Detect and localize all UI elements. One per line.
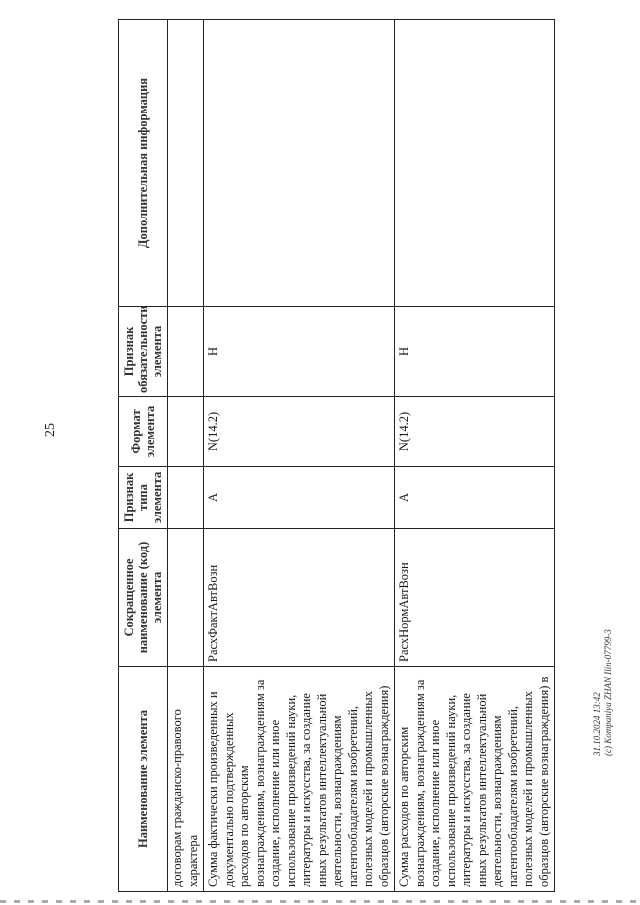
- cell-required: Н: [395, 307, 555, 397]
- cell-name: договорам гражданско-правового характера: [168, 667, 204, 892]
- cell-code: РасхНормАвтВозн: [395, 529, 555, 667]
- cell-type: А: [395, 467, 555, 529]
- document-table-rotated: [118, 20, 630, 892]
- header-format: Формат элемента: [119, 397, 168, 467]
- footer-stamp: [592, 586, 614, 756]
- table-row: [395, 20, 555, 892]
- cell-name: Сумма расходов по авторским вознаграждениям, вознаграждениям за создание, исполнение или иное использование произведений науки, литературы и искусства, за создание иных результатов интеллектуальной деятельности, вознаграждениям патентообладателям изобретений, полезных моделей и промышленных образцов (авторские вознаграждения) в: [395, 667, 555, 892]
- cell-format: N(14.2): [204, 397, 395, 467]
- footer-date: 31.10.2024 13:42: [592, 692, 602, 756]
- table-row: [168, 20, 204, 892]
- cell-info: [395, 20, 555, 307]
- cell-type: [168, 467, 204, 529]
- table-header-row: [119, 20, 168, 892]
- cell-info: [204, 20, 395, 307]
- header-required: Признак обязательности элемента: [119, 307, 168, 397]
- scan-edge: [0, 900, 640, 903]
- header-code: Сокращенное наименование (код) элемента: [119, 529, 168, 667]
- header-type: Признак типа элемента: [119, 467, 168, 529]
- footer-id: (c) Kompaniya ZHAN Ilin-07799-3: [603, 629, 613, 756]
- cell-name: Сумма фактически произведенных и документально подтвержденных расходов по авторским вознаграждениям, вознаграждениям за создание, исполнение или иное использование произведений науки, литературы и искусства, за создание иных результатов интеллектуальной деятельности, вознаграждениям патентообладателям изобретений, полезных моделей и промышленных образцов (авторские вознаграждения): [204, 667, 395, 892]
- cell-code: РасхФактАвтВозн: [204, 529, 395, 667]
- page-number: 25: [43, 423, 58, 437]
- cell-format: [168, 397, 204, 467]
- header-name: Наименование элемента: [119, 667, 168, 892]
- cell-code: [168, 529, 204, 667]
- cell-info: [168, 20, 204, 307]
- cell-type: А: [204, 467, 395, 529]
- table-row: [204, 20, 395, 892]
- header-info: Дополнительная информация: [119, 20, 168, 307]
- cell-required: Н: [204, 307, 395, 397]
- elements-table: [118, 19, 555, 892]
- cell-required: [168, 307, 204, 397]
- cell-format: N(14.2): [395, 397, 555, 467]
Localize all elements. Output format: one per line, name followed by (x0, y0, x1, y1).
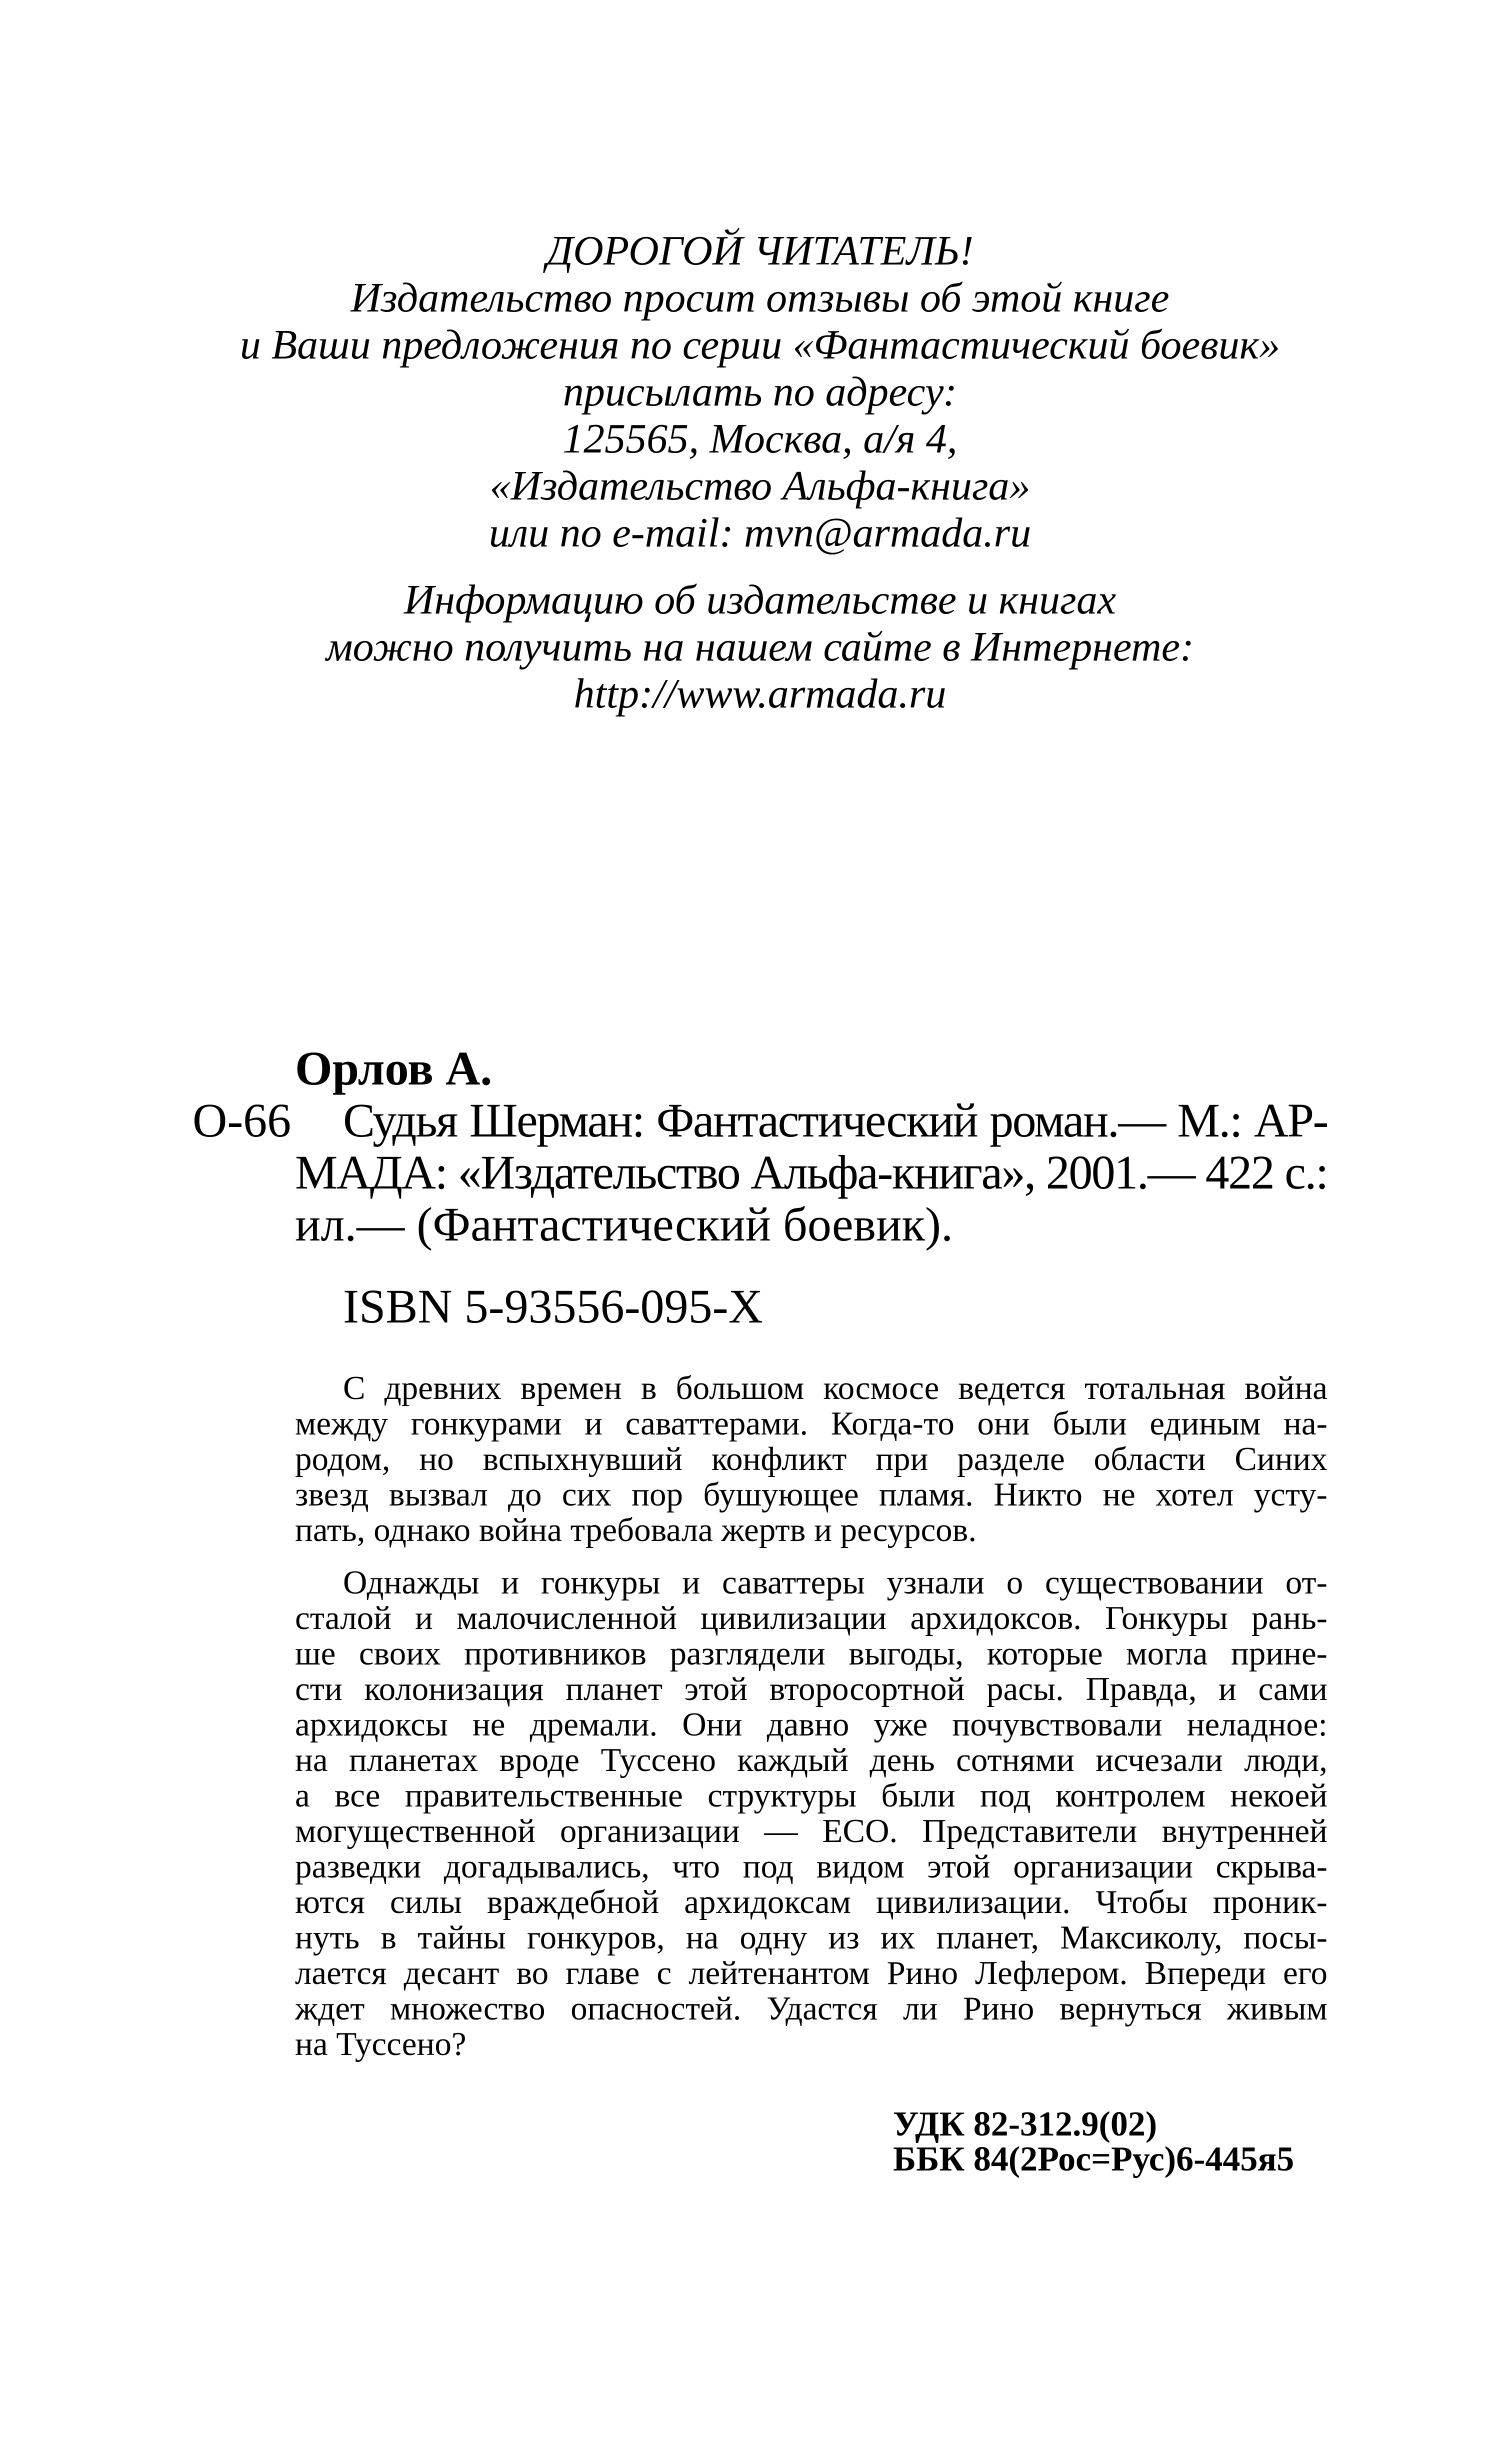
biblio-line: ил.— (Фантастический боевик). (295, 1198, 953, 1251)
annotation-line: на Туссено? (295, 2026, 466, 2062)
biblio-line: Судья Шерман: Фантастический роман.— М.: АР- (343, 1094, 1328, 1147)
spacer (175, 556, 1345, 576)
annotation-line: лается десант во главе с лейтенантом Рино Лефлером. Впереди его (295, 1954, 1328, 1992)
author-sign-code: О-66 (192, 1094, 292, 1147)
annotation-line: сти колонизация планет этой второсортной расы. Правда, и сами (295, 1670, 1328, 1708)
biblio-line: МАДА: «Издательство Альфа-книга», 2001.— 422 с.: (295, 1146, 1328, 1199)
annotation-line: сталой и малочисленной цивилизации архидоксов. Гонкуры рань- (295, 1600, 1328, 1636)
reader-notice (175, 228, 1345, 718)
website-url: http://www.armada.ru (574, 670, 946, 717)
annotation-line: ждет множество опасностей. Удастся ли Рино вернуться живым (295, 1990, 1328, 2027)
udk-code: УДК 82-312.9(02) (893, 2105, 1158, 2144)
annotation-line: архидоксы не дремали. Они давно уже почувствовали неладное: (295, 1706, 1328, 1743)
bbk-code: ББК 84(2Рос=Рус)6-445я5 (893, 2140, 1294, 2178)
annotation-line: родом, но вспыхнувший конфликт при разделе области Синих (295, 1440, 1328, 1478)
bibliographic-record (192, 1042, 1328, 1251)
paragraph-gap (295, 1548, 1328, 1565)
annotation-line: ше своих противников разглядели выгоды, которые могла прине- (295, 1635, 1328, 1672)
annotation-line: Однажды и гонкуры и саваттеры узнали о существовании от- (343, 1564, 1328, 1601)
notice-line: Издательство просит отзывы об этой книге (350, 274, 1170, 321)
notice-email: или по e-mail: mvn@armada.ru (488, 510, 1032, 556)
annotation-line: между гонкурами и саваттерами. Когда-то они были единым на- (295, 1405, 1328, 1442)
annotation-line: пать, однако война требовала жертв и ресурсов. (295, 1512, 977, 1548)
annotation-line: на планетах вроде Туссено каждый день сотнями исчезали люди, (295, 1742, 1328, 1778)
annotation-line: С древних времен в большом космосе ведется тотальная война (343, 1370, 1328, 1406)
notice-line: присылать по адресу: (562, 368, 958, 415)
annotation (295, 1370, 1328, 2062)
annotation-line: звезд вызвал до сих пор бушующее пламя. Никто не хотел усту- (295, 1476, 1328, 1513)
annotation-line: нуть в тайны гонкуров, на одну из их планет, Максиколу, посы- (295, 1919, 1328, 1956)
annotation-line: а все правительственные структуры были под контролем некоей (295, 1777, 1328, 1814)
biblio-first-row (192, 1094, 1328, 1147)
lower-column (192, 1042, 1328, 2178)
isbn: ISBN 5-93556-095-X (343, 1280, 763, 1333)
notice-address: 125565, Москва, а/я 4, (562, 416, 958, 462)
annotation-line: разведки догадывались, что под видом этой организации скрыва- (295, 1848, 1328, 1885)
notice-heading: ДОРОГОЙ ЧИТАТЕЛЬ! (546, 228, 974, 274)
info-line: Информацию об издательстве и книгах (404, 576, 1116, 623)
notice-publisher: «Издательство Альфа-книга» (490, 462, 1030, 509)
annotation-line: могущественной организации — ЕСО. Представители внутренней (295, 1812, 1328, 1850)
author-name: Орлов А. (295, 1042, 492, 1095)
annotation-line: ются силы враждебной архидоксам цивилизации. Чтобы проник- (295, 1884, 1328, 1920)
notice-line: и Ваши предложения по серии «Фантастический боевик» (240, 322, 1280, 368)
info-line: можно получить на нашем сайте в Интернете: (326, 624, 1194, 670)
classification-codes (295, 2107, 1328, 2177)
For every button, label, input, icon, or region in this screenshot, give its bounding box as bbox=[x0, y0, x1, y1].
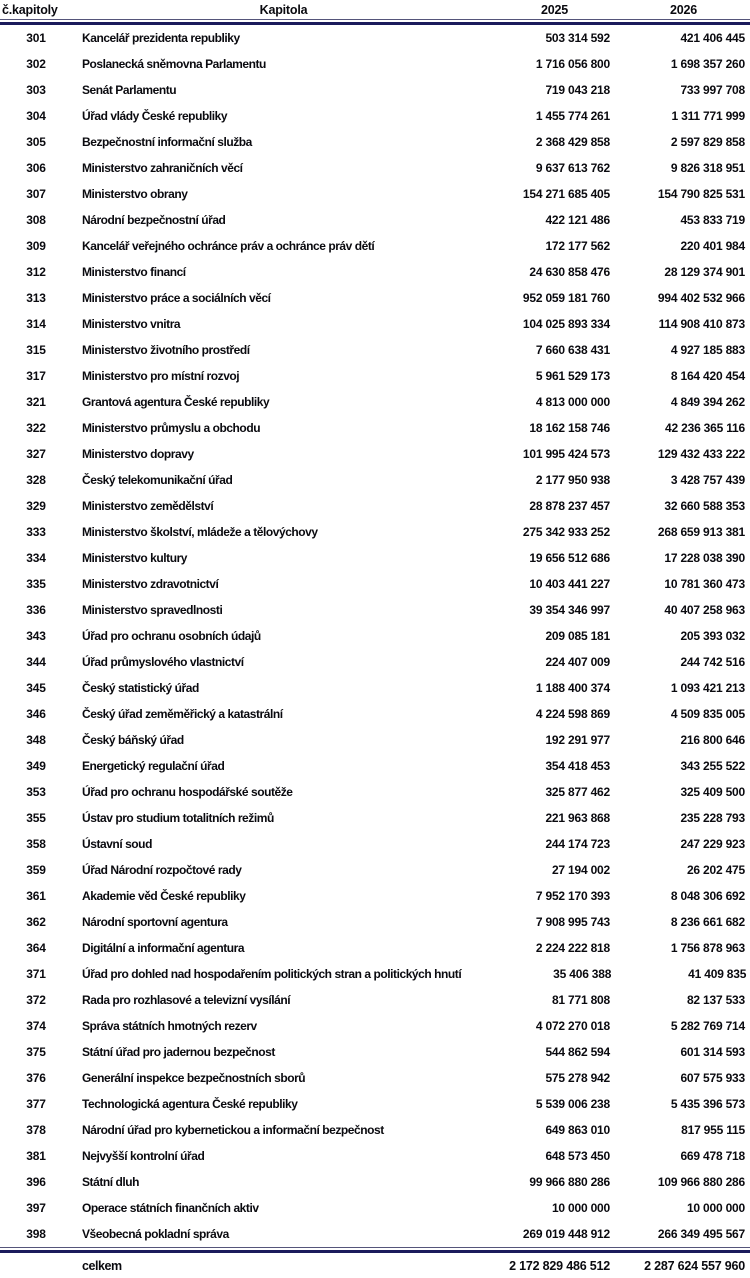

--*--

→ Exercise objective
Rename "document-table-rotated" to "rotated-table" in the listing lines between the one holding "- cell-required: Н: [395, 307, 555, 397]" and the one holding "- table-row: [395, 20, 555, 892]", inclusive. Return only those lines, with everything else unchanged.

→ Task answer
- cell-required: Н: [395, 307, 555, 397]
- cell-name: договорам гражданско-правового характера: [168, 667, 204, 892]
- cell-code: РасхНормАвтВозн: [395, 529, 555, 667]
- cell-type: А: [395, 467, 555, 529]
- rotated-table: [118, 20, 630, 892]
- header-format: Формат элемента: [119, 397, 168, 467]
- footer-stamp: [592, 586, 614, 756]
- table-row: [395, 20, 555, 892]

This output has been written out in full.